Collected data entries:

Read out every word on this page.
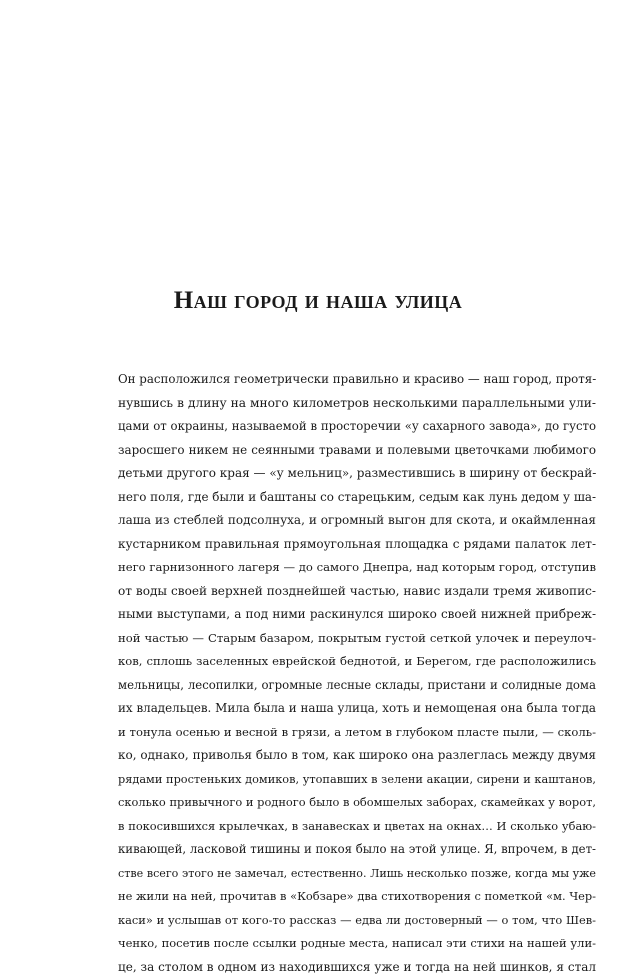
Наш город и наша улица
Он расположился геометрически правильно и красиво — наш город, протя-
нувшись в длину на много километров несколькими параллельными ули-
цами от окраины, называемой в просторечии «у сахарного завода», до густо
заросшего никем не сеянными травами и полевыми цветочками любимого
детьми другого края — «у мельниц», разместившись в ширину от бескрай-
него поля, где были и баштаны со старецьким, седым как лунь дедом у ша-
лаша из стеблей подсолнуха, и огромный выгон для скота, и окаймленная
кустарником правильная прямоугольная площадка с рядами палаток лет-
него гарнизонного лагеря — до самого Днепра, над которым город, отступив
от воды своей верхней позднейшей частью, навис издали тремя живопис-
ными выступами, а под ними раскинулся широко своей нижней прибреж-
ной частью — Старым базаром, покрытым густой сеткой улочек и переулоч-
ков, сплошь заселенных еврейской беднотой, и Берегом, где расположились
мельницы, лесопилки, огромные лесные склады, пристани и солидные дома
их владельцев. Мила была и наша улица, хоть и немощеная она была тогда
и тонула осенью и весной в грязи, а летом в глубоком пласте пыли, — сколь-
ко, однако, приволья было в том, как широко она разлеглась между двумя
рядами простеньких домиков, утопавших в зелени акации, сирени и каштанов,
сколько привычного и родного было в обомшелых заборах, скамейках у ворот,
в покосившихся крылечках, в занавесках и цветах на окнах… И сколько убаю-
кивающей, ласковой тишины и покоя было на этой улице. Я, впрочем, в дет-
стве всего этого не замечал, естественно. Лишь несколько позже, когда мы уже
не жили на ней, прочитав в «Кобзаре» два стихотворения с пометкой «м. Чер-
каси» и услышав от кого-то рассказ — едва ли достоверный — о том, что Шев-
ченко, посетив после ссылки родные места, написал эти стихи на нашей ули-
це, за столом в одном из находившихся уже и тогда на ней шинков, я стал
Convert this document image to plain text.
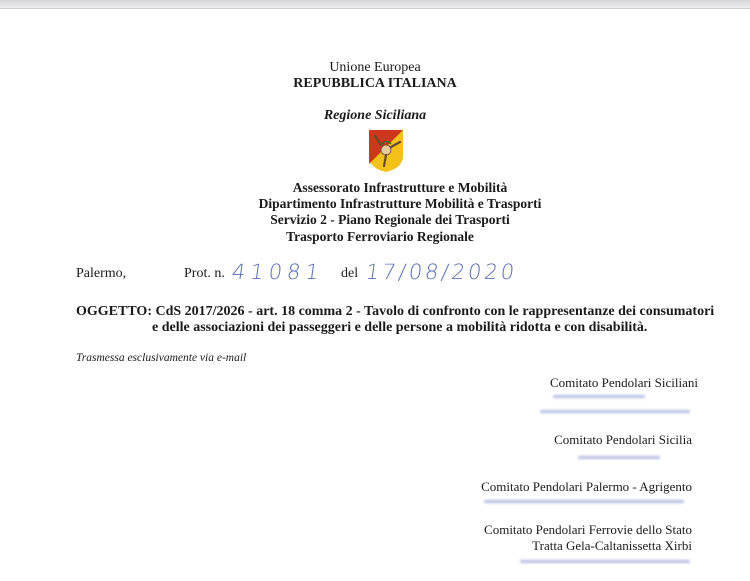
Unione Europea
REPUBBLICA ITALIANA
Regione Siciliana
Assessorato Infrastrutture e Mobilità
Dipartimento Infrastrutture Mobilità e Trasporti
Servizio 2 - Piano Regionale dei Trasporti
Trasporto Ferroviario Regionale
Palermo,	Prot. n. 41081 del 17/08/2020
OGGETTO: CdS 2017/2026 - art. 18 comma 2 - Tavolo di confronto con le rappresentanze dei consumatori
e delle associazioni dei passeggeri e delle persone a mobilità ridotta e con disabilità.
Trasmessa esclusivamente via e-mail
Comitato Pendolari Siciliani
Comitato Pendolari Sicilia
Comitato Pendolari Palermo - Agrigento
Comitato Pendolari Ferrovie dello Stato
Tratta Gela-Caltanissetta Xirbi
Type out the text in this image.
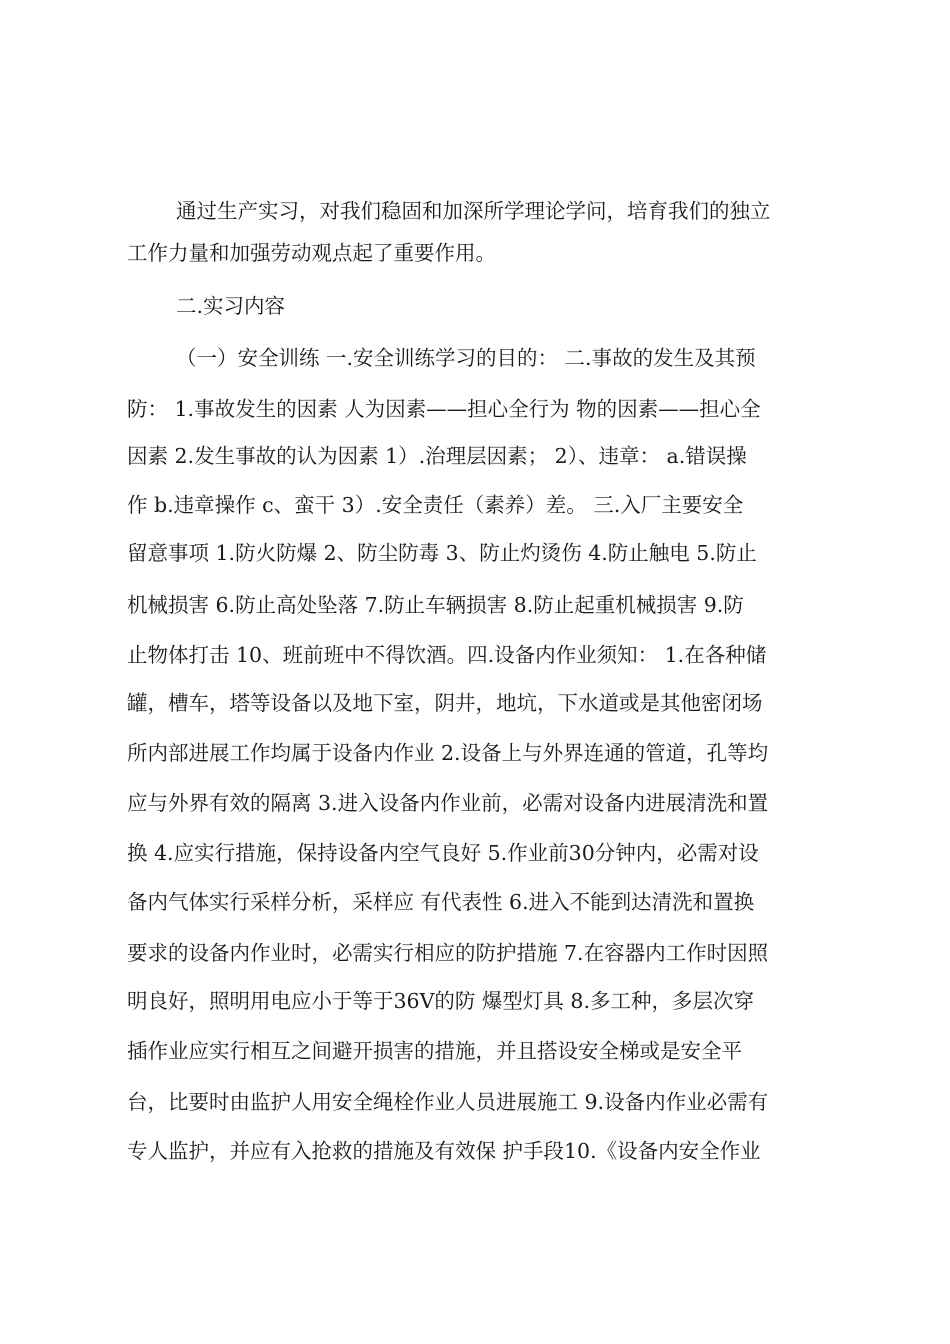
通过生产实习，对我们稳固和加深所学理论学问，培育我们的独立
工作力量和加强劳动观点起了重要作用。
二.实习内容
（一）安全训练 一.安全训练学习的目的： 二.事故的发生及其预
防： 1.事故发生的因素 人为因素——担心全行为 物的因素——担心全
因素 2.发生事故的认为因素 1）.治理层因素； 2）、违章： a.错误操
作 b.违章操作 c、蛮干 3）.安全责任（素养）差。 三.入厂主要安全
留意事项 1.防火防爆 2、防尘防毒 3、防止灼烫伤 4.防止触电 5.防止
机械损害 6.防止高处坠落 7.防止车辆损害 8.防止起重机械损害 9.防
止物体打击 10、班前班中不得饮酒。四.设备内作业须知： 1.在各种储
罐，槽车，塔等设备以及地下室，阴井，地坑，下水道或是其他密闭场
所内部进展工作均属于设备内作业 2.设备上与外界连通的管道，孔等均
应与外界有效的隔离 3.进入设备内作业前，必需对设备内进展清洗和置
换 4.应实行措施，保持设备内空气良好 5.作业前30分钟内，必需对设
备内气体实行采样分析，采样应 有代表性 6.进入不能到达清洗和置换
要求的设备内作业时，必需实行相应的防护措施 7.在容器内工作时因照
明良好，照明用电应小于等于36V的防 爆型灯具 8.多工种，多层次穿
插作业应实行相互之间避开损害的措施，并且搭设安全梯或是安全平
台，比要时由监护人用安全绳栓作业人员进展施工 9.设备内作业必需有
专人监护，并应有入抢救的措施及有效保 护手段10.《设备内安全作业
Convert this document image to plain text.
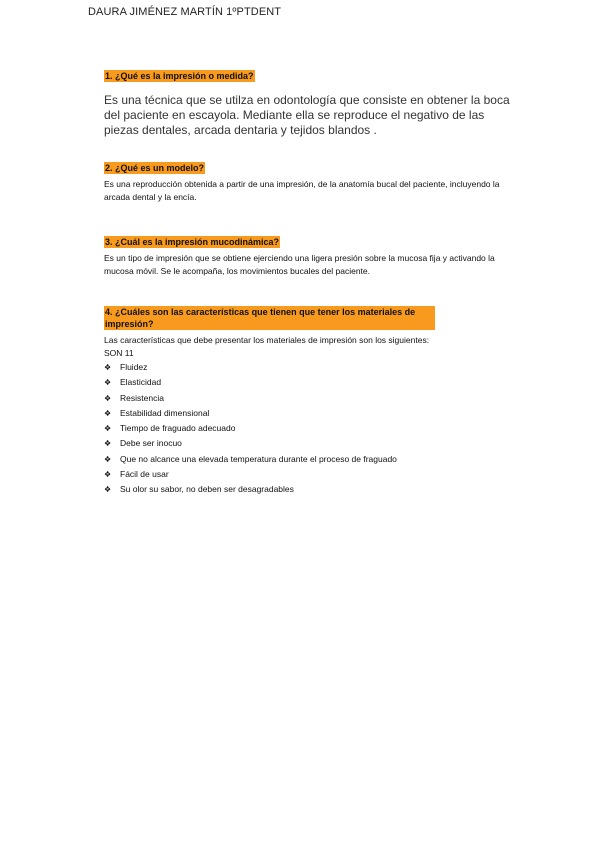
DAURA JIMÉNEZ MARTÍN 1ºPTDENT
1. ¿Qué es la impresión o medida?
Es una técnica que se utilza en odontología que consiste en obtener la boca del paciente en escayola. Mediante ella se reproduce el negativo de las piezas dentales, arcada dentaria y tejidos blandos .
2. ¿Qué es un modelo?
Es una reproducción obtenida a partir de una impresión, de la anatomía bucal del paciente, incluyendo la arcada dental y la encía.
3. ¿Cuál es la impresión mucodinámica?
Es un tipo de impresión que se obtiene ejerciendo una ligera presión sobre la mucosa fija y activando la mucosa móvil. Se le acompaña, los movimientos bucales del paciente.
4. ¿Cuáles son las características que tienen que tener los materiales de impresión?
Las características que debe presentar los materiales de impresión son los siguientes: SON 11
❖ Fluidez
❖ Elasticidad
❖ Resistencia
❖ Estabilidad dimensional
❖ Tiempo de fraguado adecuado
❖ Debe ser inocuo
❖ Que no alcance una elevada temperatura durante el proceso de fraguado
❖ Fácil de usar
❖ Su olor su sabor, no deben ser desagradables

▶ _Task details_
Retype every record above exactly as written, but leave out the pictures.

▶ _Expected answer_
Read out every word on this page.
Наш город и наша улица
Он расположился геометрически правильно и красиво — наш город, протя-
нувшись в длину на много километров несколькими параллельными ули-
цами от окраины, называемой в просторечии «у сахарного завода», до густо
заросшего никем не сеянными травами и полевыми цветочками любимого
детьми другого края — «у мельниц», разместившись в ширину от бескрай-
него поля, где были и баштаны со старецьким, седым как лунь дедом у ша-
лаша из стеблей подсолнуха, и огромный выгон для скота, и окаймленная
кустарником правильная прямоугольная площадка с рядами палаток лет-
него гарнизонного лагеря — до самого Днепра, над которым город, отступив
от воды своей верхней позднейшей частью, навис издали тремя живопис-
ными выступами, а под ними раскинулся широко своей нижней прибреж-
ной частью — Старым базаром, покрытым густой сеткой улочек и переулоч-
ков, сплошь заселенных еврейской беднотой, и Берегом, где расположились
мельницы, лесопилки, огромные лесные склады, пристани и солидные дома
их владельцев. Мила была и наша улица, хоть и немощеная она была тогда
и тонула осенью и весной в грязи, а летом в глубоком пласте пыли, — сколь-
ко, однако, приволья было в том, как широко она разлеглась между двумя
рядами простеньких домиков, утопавших в зелени акации, сирени и каштанов,
сколько привычного и родного было в обомшелых заборах, скамейках у ворот,
в покосившихся крылечках, в занавесках и цветах на окнах… И сколько убаю-
кивающей, ласковой тишины и покоя было на этой улице. Я, впрочем, в дет-
стве всего этого не замечал, естественно. Лишь несколько позже, когда мы уже
не жили на ней, прочитав в «Кобзаре» два стихотворения с пометкой «м. Чер-
каси» и услышав от кого-то рассказ — едва ли достоверный — о том, что Шев-
ченко, посетив после ссылки родные места, написал эти стихи на нашей ули-
це, за столом в одном из находившихся уже и тогда на ней шинков, я стал
Convert this document image to plain text.
Unione Europea
REPUBBLICA ITALIANA
Regione Siciliana
Assessorato Infrastrutture e Mobilità
Dipartimento Infrastrutture Mobilità e Trasporti
Servizio 2 - Piano Regionale dei Trasporti
Trasporto Ferroviario Regionale
Palermo,	Prot. n. 41081 del 17/08/2020
OGGETTO: CdS 2017/2026 - art. 18 comma 2 - Tavolo di confronto con le rappresentanze dei consumatori
e delle associazioni dei passeggeri e delle persone a mobilità ridotta e con disabilità.
Trasmessa esclusivamente via e-mail
Comitato Pendolari Siciliani
Comitato Pendolari Sicilia
Comitato Pendolari Palermo - Agrigento
Comitato Pendolari Ferrovie dello Stato
Tratta Gela-Caltanissetta Xirbi
Type out the text in this image.
通过生产实习，对我们稳固和加深所学理论学问，培育我们的独立
工作力量和加强劳动观点起了重要作用。
二.实习内容
（一）安全训练 一.安全训练学习的目的： 二.事故的发生及其预
防： 1.事故发生的因素 人为因素——担心全行为 物的因素——担心全
因素 2.发生事故的认为因素 1）.治理层因素； 2）、违章： a.错误操
作 b.违章操作 c、蛮干 3）.安全责任（素养）差。 三.入厂主要安全
留意事项 1.防火防爆 2、防尘防毒 3、防止灼烫伤 4.防止触电 5.防止
机械损害 6.防止高处坠落 7.防止车辆损害 8.防止起重机械损害 9.防
止物体打击 10、班前班中不得饮酒。四.设备内作业须知： 1.在各种储
罐，槽车，塔等设备以及地下室，阴井，地坑，下水道或是其他密闭场
所内部进展工作均属于设备内作业 2.设备上与外界连通的管道，孔等均
应与外界有效的隔离 3.进入设备内作业前，必需对设备内进展清洗和置
换 4.应实行措施，保持设备内空气良好 5.作业前30分钟内，必需对设
备内气体实行采样分析，采样应 有代表性 6.进入不能到达清洗和置换
要求的设备内作业时，必需实行相应的防护措施 7.在容器内工作时因照
明良好，照明用电应小于等于36V的防 爆型灯具 8.多工种，多层次穿
插作业应实行相互之间避开损害的措施，并且搭设安全梯或是安全平
台，比要时由监护人用安全绳栓作业人员进展施工 9.设备内作业必需有
专人监护，并应有入抢救的措施及有效保 护手段10.《设备内安全作业
Convert this document image to plain text.
DAURA JIMÉNEZ MARTÍN 1ºPTDENT
1. ¿Qué es la impresión o medida?
Es una técnica que se utilza en odontología que consiste en obtener la boca del paciente en escayola. Mediante ella se reproduce el negativo de las piezas dentales, arcada dentaria y tejidos blandos .
2. ¿Qué es un modelo?
Es una reproducción obtenida a partir de una impresión, de la anatomía bucal del paciente, incluyendo la arcada dental y la encía.
3. ¿Cuál es la impresión mucodinámica?
Es un tipo de impresión que se obtiene ejerciendo una ligera presión sobre la mucosa fija y activando la mucosa móvil. Se le acompaña, los movimientos bucales del paciente.
4. ¿Cuáles son las características que tienen que tener los materiales de impresión?
Las características que debe presentar los materiales de impresión son los siguientes: SON 11
❖ Fluidez
❖ Elasticidad
❖ Resistencia
❖ Estabilidad dimensional
❖ Tiempo de fraguado adecuado
❖ Debe ser inocuo
❖ Que no alcance una elevada temperatura durante el proceso de fraguado
❖ Fácil de usar
❖ Su olor su sabor, no deben ser desagradables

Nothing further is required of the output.